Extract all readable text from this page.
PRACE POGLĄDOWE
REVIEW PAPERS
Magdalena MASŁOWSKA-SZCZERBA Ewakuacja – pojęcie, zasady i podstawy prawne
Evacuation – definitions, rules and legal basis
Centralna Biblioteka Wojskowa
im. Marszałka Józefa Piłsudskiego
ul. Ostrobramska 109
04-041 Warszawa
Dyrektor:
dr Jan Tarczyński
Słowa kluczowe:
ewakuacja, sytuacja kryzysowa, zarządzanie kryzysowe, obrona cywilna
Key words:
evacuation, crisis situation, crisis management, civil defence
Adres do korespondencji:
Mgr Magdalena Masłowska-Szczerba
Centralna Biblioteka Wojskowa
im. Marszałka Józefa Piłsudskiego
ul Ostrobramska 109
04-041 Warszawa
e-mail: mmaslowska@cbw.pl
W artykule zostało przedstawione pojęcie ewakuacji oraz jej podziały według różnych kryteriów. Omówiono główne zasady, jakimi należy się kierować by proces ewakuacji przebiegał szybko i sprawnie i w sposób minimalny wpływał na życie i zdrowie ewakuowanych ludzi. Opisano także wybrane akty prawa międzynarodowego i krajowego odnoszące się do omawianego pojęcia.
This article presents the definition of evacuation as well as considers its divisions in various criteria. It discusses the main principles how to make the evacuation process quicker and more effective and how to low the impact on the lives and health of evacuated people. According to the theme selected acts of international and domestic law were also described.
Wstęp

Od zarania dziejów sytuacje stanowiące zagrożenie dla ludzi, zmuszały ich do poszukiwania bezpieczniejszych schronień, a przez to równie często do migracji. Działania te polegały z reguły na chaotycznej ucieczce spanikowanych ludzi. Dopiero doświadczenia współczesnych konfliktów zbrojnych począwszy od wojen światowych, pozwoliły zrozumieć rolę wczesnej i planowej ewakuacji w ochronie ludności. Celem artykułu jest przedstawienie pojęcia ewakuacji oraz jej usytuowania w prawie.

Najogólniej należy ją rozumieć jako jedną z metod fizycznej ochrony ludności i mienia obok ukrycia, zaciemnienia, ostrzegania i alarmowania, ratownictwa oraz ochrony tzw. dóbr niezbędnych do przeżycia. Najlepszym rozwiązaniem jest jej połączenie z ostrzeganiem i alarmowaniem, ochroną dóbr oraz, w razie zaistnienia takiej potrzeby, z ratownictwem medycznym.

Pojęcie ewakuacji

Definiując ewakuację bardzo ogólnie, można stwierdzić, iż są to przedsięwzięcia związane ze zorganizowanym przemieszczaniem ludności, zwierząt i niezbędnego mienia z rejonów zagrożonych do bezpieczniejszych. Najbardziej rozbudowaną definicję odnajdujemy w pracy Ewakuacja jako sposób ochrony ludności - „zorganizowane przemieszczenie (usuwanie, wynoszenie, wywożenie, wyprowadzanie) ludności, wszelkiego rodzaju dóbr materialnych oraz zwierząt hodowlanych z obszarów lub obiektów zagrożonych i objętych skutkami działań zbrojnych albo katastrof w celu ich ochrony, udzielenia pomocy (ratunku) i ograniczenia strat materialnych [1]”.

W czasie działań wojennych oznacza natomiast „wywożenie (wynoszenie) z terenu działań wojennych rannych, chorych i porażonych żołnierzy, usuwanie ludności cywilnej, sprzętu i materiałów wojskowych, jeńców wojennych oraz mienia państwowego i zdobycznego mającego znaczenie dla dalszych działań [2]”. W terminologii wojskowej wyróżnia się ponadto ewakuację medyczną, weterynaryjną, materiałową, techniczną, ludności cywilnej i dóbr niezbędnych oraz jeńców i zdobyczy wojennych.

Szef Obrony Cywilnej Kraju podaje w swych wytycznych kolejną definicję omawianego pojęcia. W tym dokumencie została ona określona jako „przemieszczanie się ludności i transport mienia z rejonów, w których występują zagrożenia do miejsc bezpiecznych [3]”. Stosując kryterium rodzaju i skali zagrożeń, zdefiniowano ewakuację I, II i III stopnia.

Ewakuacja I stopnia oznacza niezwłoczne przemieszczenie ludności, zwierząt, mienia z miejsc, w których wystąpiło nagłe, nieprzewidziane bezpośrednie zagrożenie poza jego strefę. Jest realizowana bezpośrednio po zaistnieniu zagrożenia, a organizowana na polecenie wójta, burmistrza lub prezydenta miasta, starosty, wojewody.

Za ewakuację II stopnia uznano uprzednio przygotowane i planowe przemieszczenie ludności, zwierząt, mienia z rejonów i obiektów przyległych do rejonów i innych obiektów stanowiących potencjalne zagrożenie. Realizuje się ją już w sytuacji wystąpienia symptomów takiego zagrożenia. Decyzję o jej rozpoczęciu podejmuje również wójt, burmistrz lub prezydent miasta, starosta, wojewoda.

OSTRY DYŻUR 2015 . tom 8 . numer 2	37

> Goal: Transcribe the records above exactly as they appear.

> Completed task:
Extract all readable text from this page.
PRACE POGLĄDOWE
REVIEW PAPERS
Magdalena MASŁOWSKA-SZCZERBA Ewakuacja – pojęcie, zasady i podstawy prawne
Evacuation – definitions, rules and legal basis
Centralna Biblioteka Wojskowa
im. Marszałka Józefa Piłsudskiego
ul. Ostrobramska 109
04-041 Warszawa
Dyrektor:
dr Jan Tarczyński
Słowa kluczowe:
ewakuacja, sytuacja kryzysowa, zarządzanie kryzysowe, obrona cywilna
Key words:
evacuation, crisis situation, crisis management, civil defence
Adres do korespondencji:
Mgr Magdalena Masłowska-Szczerba
Centralna Biblioteka Wojskowa
im. Marszałka Józefa Piłsudskiego
ul Ostrobramska 109
04-041 Warszawa
e-mail: mmaslowska@cbw.pl
W artykule zostało przedstawione pojęcie ewakuacji oraz jej podziały według różnych kryteriów. Omówiono główne zasady, jakimi należy się kierować by proces ewakuacji przebiegał szybko i sprawnie i w sposób minimalny wpływał na życie i zdrowie ewakuowanych ludzi. Opisano także wybrane akty prawa międzynarodowego i krajowego odnoszące się do omawianego pojęcia.
This article presents the definition of evacuation as well as considers its divisions in various criteria. It discusses the main principles how to make the evacuation process quicker and more effective and how to low the impact on the lives and health of evacuated people. According to the theme selected acts of international and domestic law were also described.
Wstęp

Od zarania dziejów sytuacje stanowiące zagrożenie dla ludzi, zmuszały ich do poszukiwania bezpieczniejszych schronień, a przez to równie często do migracji. Działania te polegały z reguły na chaotycznej ucieczce spanikowanych ludzi. Dopiero doświadczenia współczesnych konfliktów zbrojnych począwszy od wojen światowych, pozwoliły zrozumieć rolę wczesnej i planowej ewakuacji w ochronie ludności. Celem artykułu jest przedstawienie pojęcia ewakuacji oraz jej usytuowania w prawie.

Najogólniej należy ją rozumieć jako jedną z metod fizycznej ochrony ludności i mienia obok ukrycia, zaciemnienia, ostrzegania i alarmowania, ratownictwa oraz ochrony tzw. dóbr niezbędnych do przeżycia. Najlepszym rozwiązaniem jest jej połączenie z ostrzeganiem i alarmowaniem, ochroną dóbr oraz, w razie zaistnienia takiej potrzeby, z ratownictwem medycznym.

Pojęcie ewakuacji

Definiując ewakuację bardzo ogólnie, można stwierdzić, iż są to przedsięwzięcia związane ze zorganizowanym przemieszczaniem ludności, zwierząt i niezbędnego mienia z rejonów zagrożonych do bezpieczniejszych. Najbardziej rozbudowaną definicję odnajdujemy w pracy Ewakuacja jako sposób ochrony ludności - „zorganizowane przemieszczenie (usuwanie, wynoszenie, wywożenie, wyprowadzanie) ludności, wszelkiego rodzaju dóbr materialnych oraz zwierząt hodowlanych z obszarów lub obiektów zagrożonych i objętych skutkami działań zbrojnych albo katastrof w celu ich ochrony, udzielenia pomocy (ratunku) i ograniczenia strat materialnych [1]”.

W czasie działań wojennych oznacza natomiast „wywożenie (wynoszenie) z terenu działań wojennych rannych, chorych i porażonych żołnierzy, usuwanie ludności cywilnej, sprzętu i materiałów wojskowych, jeńców wojennych oraz mienia państwowego i zdobycznego mającego znaczenie dla dalszych działań [2]”. W terminologii wojskowej wyróżnia się ponadto ewakuację medyczną, weterynaryjną, materiałową, techniczną, ludności cywilnej i dóbr niezbędnych oraz jeńców i zdobyczy wojennych.

Szef Obrony Cywilnej Kraju podaje w swych wytycznych kolejną definicję omawianego pojęcia. W tym dokumencie została ona określona jako „przemieszczanie się ludności i transport mienia z rejonów, w których występują zagrożenia do miejsc bezpiecznych [3]”. Stosując kryterium rodzaju i skali zagrożeń, zdefiniowano ewakuację I, II i III stopnia.

Ewakuacja I stopnia oznacza niezwłoczne przemieszczenie ludności, zwierząt, mienia z miejsc, w których wystąpiło nagłe, nieprzewidziane bezpośrednie zagrożenie poza jego strefę. Jest realizowana bezpośrednio po zaistnieniu zagrożenia, a organizowana na polecenie wójta, burmistrza lub prezydenta miasta, starosty, wojewody.

Za ewakuację II stopnia uznano uprzednio przygotowane i planowe przemieszczenie ludności, zwierząt, mienia z rejonów i obiektów przyległych do rejonów i innych obiektów stanowiących potencjalne zagrożenie. Realizuje się ją już w sytuacji wystąpienia symptomów takiego zagrożenia. Decyzję o jej rozpoczęciu podejmuje również wójt, burmistrz lub prezydent miasta, starosta, wojewoda.

OSTRY DYŻUR 2015 . tom 8 . numer 2	37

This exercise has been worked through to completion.